=== Written request a ===
Duplicate the records word for word, starting at the beginning of the records and ending with the line that contains "The switching power", with both ends included. Leave the pictures out of your copy.

My First Vulnerability is the Last Thing You’ll See

This article is part of the In Defense of the Genre series. Previously, a look at some of our favourite pop punk albums, from the genre’s Big Bang in 1994 through to just before we launched in 2016.


“To get a little academic for a second, the primary emergency of gay history in its first decades was to uncover and to restore histories of gay movements and of gay heroes. And while the culture of academic research has certainly moved on from that, the public conversation really hasn’t.”

– Ben Miller, Bad Gays, Episode 1: “Ernst Röhm”

“be gay, do crimes”

– unknown

Say Anything are a strange band in the history of pop punk, not least because, well, are they a band? Max Bemis, lead singer and sole constant member, wrote all their lyrics and most of their music, and his work is, if not autobiographical exactly, then certainly confessional, in a way that reminds me alternately of Sylvia Plath and Eminem. He mentions people in his life by name in his songs a lot, particularly his wife and children in his later career, and usually without bothering to explain who they are for the unfamiliar listener. But other members of Say Anything have co-written music on most of their records, and many of them just credit Say Anything, rather than breaking down who did what. On the sliding scale between a solo project with a band name and a regular band with a primary songwriter, I tend to file Max Bemis and Say Anything in the same folder as Robert Smith and The Cure, Trent Reznor and Nine Inch Nails or John Darnielle and The Mountain Goats: bands that consist of one person and whoever they’re making music with at the time, too collaborative to be solo projects, but too mercurial to feel like a regular band.

Their sophomore album …Is a Real Boy is widely acclaimed as one of the best pop punk albums of all time and particularly regarded as one of the crown jewels of Bush-era emo, but they’ve pretty much never had a major hit. Not even …Is a Real Boy, which didn’t chart in a year when Blink-182, Green Day, Good Charlotte, Simple Plan, New Found Glory, Taking Back Sunday and even The Offspring (on their seventh album!) made the Billboard Year-End 200. Good Charlotte had two albums on it, and Green Day moved from #86 in 2004 to #2 in 2005 as the worldwide success of American Idiot turned it into one of the best-selling albums ever. My Chemical Romance released their sophomore album, Three Cheers for Sweet Revenge, in 2004 too, and also missed the year-end chart, but in 2005, they joined Green Day in the top 200 with Fall Out Boy, Simple Plan, Good Charlotte, Bowling for Soup and Jimmy Eat World. Say Anything had no such luck.

=== Written request b ===
Set down the passage of the Say Anything article word for word, starting at "This article is" and ending at "launched in 2016.".

=== Available records ===
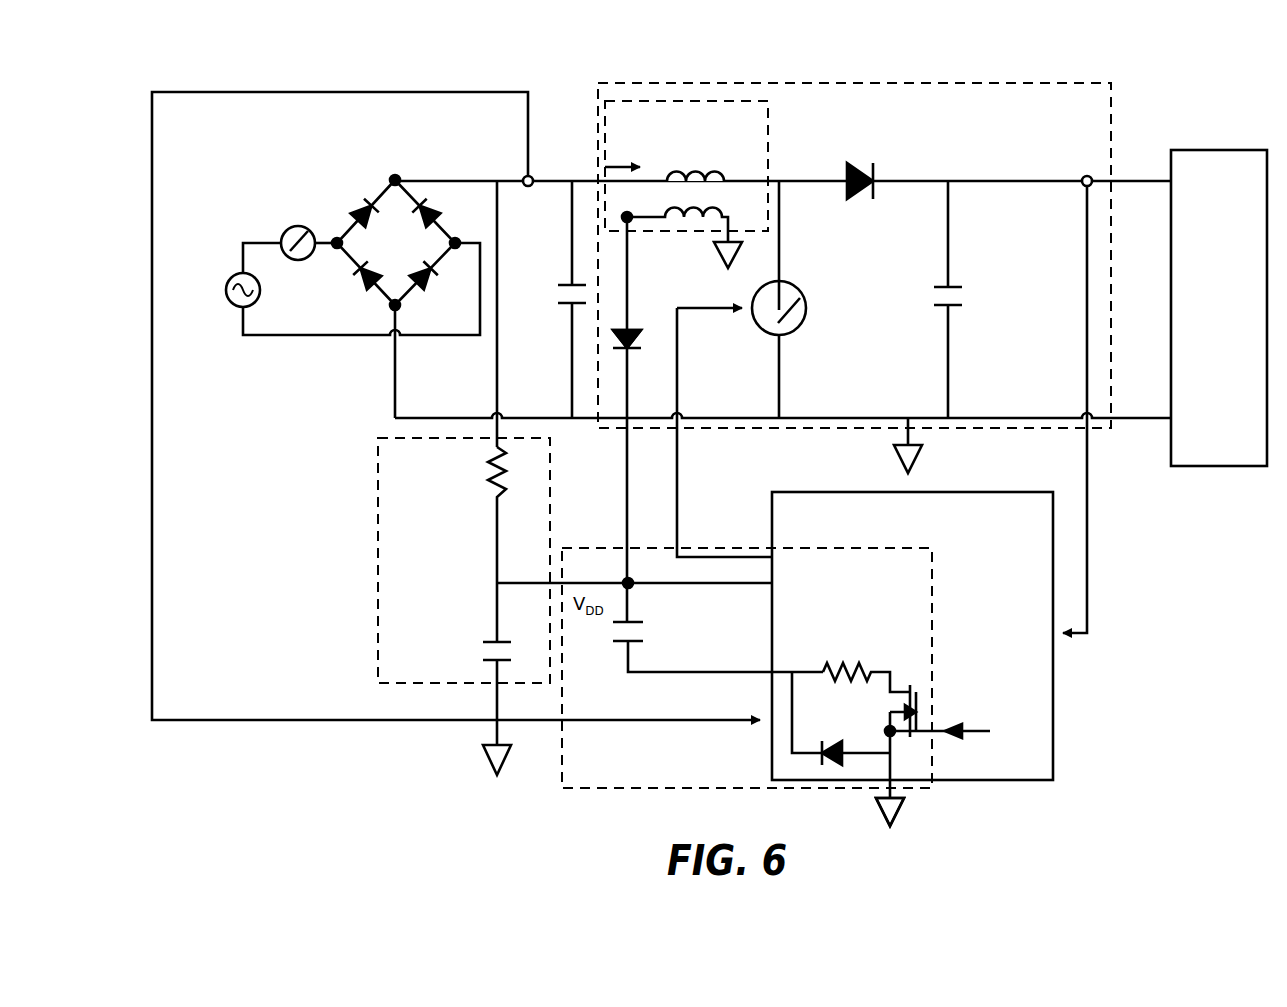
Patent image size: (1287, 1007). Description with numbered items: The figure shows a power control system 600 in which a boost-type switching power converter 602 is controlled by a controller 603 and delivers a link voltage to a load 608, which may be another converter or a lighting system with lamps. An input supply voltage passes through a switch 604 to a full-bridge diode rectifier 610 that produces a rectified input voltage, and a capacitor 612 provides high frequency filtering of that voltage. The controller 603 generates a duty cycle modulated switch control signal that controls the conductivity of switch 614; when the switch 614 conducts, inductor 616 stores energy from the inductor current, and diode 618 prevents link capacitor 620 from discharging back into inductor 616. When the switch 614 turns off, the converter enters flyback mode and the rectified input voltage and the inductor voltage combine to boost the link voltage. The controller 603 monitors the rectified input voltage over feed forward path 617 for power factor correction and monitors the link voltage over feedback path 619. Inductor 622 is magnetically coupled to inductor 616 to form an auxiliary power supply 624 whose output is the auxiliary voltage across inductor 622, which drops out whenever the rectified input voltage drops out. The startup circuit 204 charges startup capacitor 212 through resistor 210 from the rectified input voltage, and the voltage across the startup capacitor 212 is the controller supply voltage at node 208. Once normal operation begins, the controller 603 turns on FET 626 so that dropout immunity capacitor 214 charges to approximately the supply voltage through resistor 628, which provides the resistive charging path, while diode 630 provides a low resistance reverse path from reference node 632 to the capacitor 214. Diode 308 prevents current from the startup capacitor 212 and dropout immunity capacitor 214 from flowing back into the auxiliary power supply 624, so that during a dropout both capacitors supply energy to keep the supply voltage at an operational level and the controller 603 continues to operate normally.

The power control system 600 is at (1152, 125).
The switching power converter 602 is at (683, 83).
The controller 603 is at (810, 492).
The switch 604 is at (287, 230).
The load 608 is at (1219, 308).
The full-bridge diode rectifier 610 is at (396, 242).
The capacitor 612 is at (560, 300).
The switch 614 is at (768, 333).
The inductor 616 is at (722, 173).
The feed forward path 617 is at (318, 92).
The diode 618 is at (852, 170).
The feedback path 619 is at (1090, 636).
The link capacitor 620 is at (938, 307).
The inductor 622 is at (745, 209).
The auxiliary power supply 624 is at (625, 101).
The FET 626 is at (897, 690).
The resistor 628 is at (825, 668).
The diode 630 is at (825, 745).
The reference node 632 is at (897, 822).
The startup circuit 204 is at (378, 545).
The voltage source / supply node 208 is at (233, 305).
The resistor 210 is at (492, 495).
The startup capacitor 212 is at (490, 640).
The dropout immunity capacitor 214 is at (620, 643).
The diode 308 is at (640, 336).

=== Complete answer a ===
Patent image size: (1287, 1007). Description with numbered items: The figure shows a power control system 600 in which a boost-type switching power converter 602 is controlled by a controller 603 and delivers a link voltage to a load 608, which may be another converter or a lighting system with lamps. An input supply voltage passes through a switch 604 to a full-bridge diode rectifier 610 that produces a rectified input voltage, and a capacitor 612 provides high frequency filtering of that voltage. The controller 603 generates a duty cycle modulated switch control signal that controls the conductivity of switch 614; when the switch 614 conducts, inductor 616 stores energy from the inductor current, and diode 618 prevents link capacitor 620 from discharging back into inductor 616. When the switch 614 turns off, the converter enters flyback mode and the rectified input voltage and the inductor voltage combine to boost the link voltage. The controller 603 monitors the rectified input voltage over feed forward path 617 for power factor correction and monitors the link voltage over feedback path 619. Inductor 622 is magnetically coupled to inductor 616 to form an auxiliary power supply 624 whose output is the auxiliary voltage across inductor 622, which drops out whenever the rectified input voltage drops out. The startup circuit 204 charges startup capacitor 212 through resistor 210 from the rectified input voltage, and the voltage across the startup capacitor 212 is the controller supply voltage at node 208. Once normal operation begins, the controller 603 turns on FET 626 so that dropout immunity capacitor 214 charges to approximately the supply voltage through resistor 628, which provides the resistive charging path, while diode 630 provides a low resistance reverse path from reference node 632 to the capacitor 214. Diode 308 prevents current from the startup capacitor 212 and dropout immunity capacitor 214 from flowing back into the auxiliary power supply 624, so that during a dropout both capacitors supply energy to keep the supply voltage at an operational level and the controller 603 continues to operate normally.

The power control system 600 is at (1152, 125).
The switching power converter 602 is at (683, 83).

=== Complete answer b ===
This article is part of the In Defense of the Genre series. Previously, a look at some of our favourite pop punk albums, from the genre’s Big Bang in 1994 through to just before we launched in 2016.